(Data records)
(begin)

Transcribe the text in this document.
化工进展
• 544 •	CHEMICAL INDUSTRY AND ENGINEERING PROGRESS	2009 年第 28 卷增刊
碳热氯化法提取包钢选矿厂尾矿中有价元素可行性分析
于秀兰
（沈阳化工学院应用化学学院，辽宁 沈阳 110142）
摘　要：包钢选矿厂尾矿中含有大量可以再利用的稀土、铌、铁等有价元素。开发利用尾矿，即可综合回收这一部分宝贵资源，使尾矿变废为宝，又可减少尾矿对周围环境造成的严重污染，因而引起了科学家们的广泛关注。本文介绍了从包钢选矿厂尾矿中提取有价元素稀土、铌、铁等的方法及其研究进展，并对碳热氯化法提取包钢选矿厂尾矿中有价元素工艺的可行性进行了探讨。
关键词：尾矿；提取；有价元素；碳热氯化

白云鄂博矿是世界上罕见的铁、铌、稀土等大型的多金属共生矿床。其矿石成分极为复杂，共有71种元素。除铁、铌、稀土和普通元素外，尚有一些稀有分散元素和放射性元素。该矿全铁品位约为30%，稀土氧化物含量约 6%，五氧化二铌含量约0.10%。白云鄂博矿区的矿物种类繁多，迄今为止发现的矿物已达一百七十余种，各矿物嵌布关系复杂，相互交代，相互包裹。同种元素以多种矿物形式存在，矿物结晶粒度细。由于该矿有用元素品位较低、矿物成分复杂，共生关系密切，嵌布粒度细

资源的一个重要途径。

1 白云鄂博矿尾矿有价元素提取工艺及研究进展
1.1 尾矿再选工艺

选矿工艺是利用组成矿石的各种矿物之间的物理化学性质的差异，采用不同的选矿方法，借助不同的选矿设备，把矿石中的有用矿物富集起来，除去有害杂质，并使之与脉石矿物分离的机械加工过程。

(end)

Problem: Take the listing above and set it down exactly.

Solution to the exercise:
Transcribe the text in this document.
化工进展
• 544 •	CHEMICAL INDUSTRY AND ENGINEERING PROGRESS	2009 年第 28 卷增刊
碳热氯化法提取包钢选矿厂尾矿中有价元素可行性分析
于秀兰
（沈阳化工学院应用化学学院，辽宁 沈阳 110142）
摘　要：包钢选矿厂尾矿中含有大量可以再利用的稀土、铌、铁等有价元素。开发利用尾矿，即可综合回收这一部分宝贵资源，使尾矿变废为宝，又可减少尾矿对周围环境造成的严重污染，因而引起了科学家们的广泛关注。本文介绍了从包钢选矿厂尾矿中提取有价元素稀土、铌、铁等的方法及其研究进展，并对碳热氯化法提取包钢选矿厂尾矿中有价元素工艺的可行性进行了探讨。
关键词：尾矿；提取；有价元素；碳热氯化

白云鄂博矿是世界上罕见的铁、铌、稀土等大型的多金属共生矿床。其矿石成分极为复杂，共有71种元素。除铁、铌、稀土和普通元素外，尚有一些稀有分散元素和放射性元素。该矿全铁品位约为30%，稀土氧化物含量约 6%，五氧化二铌含量约0.10%。白云鄂博矿区的矿物种类繁多，迄今为止发现的矿物已达一百七十余种，各矿物嵌布关系复杂，相互交代，相互包裹。同种元素以多种矿物形式存在，矿物结晶粒度细。由于该矿有用元素品位较低、矿物成分复杂，共生关系密切，嵌布粒度细

资源的一个重要途径。

1 白云鄂博矿尾矿有价元素提取工艺及研究进展
1.1 尾矿再选工艺

选矿工艺是利用组成矿石的各种矿物之间的物理化学性质的差异，采用不同的选矿方法，借助不同的选矿设备，把矿石中的有用矿物富集起来，除去有害杂质，并使之与脉石矿物分离的机械加工过程。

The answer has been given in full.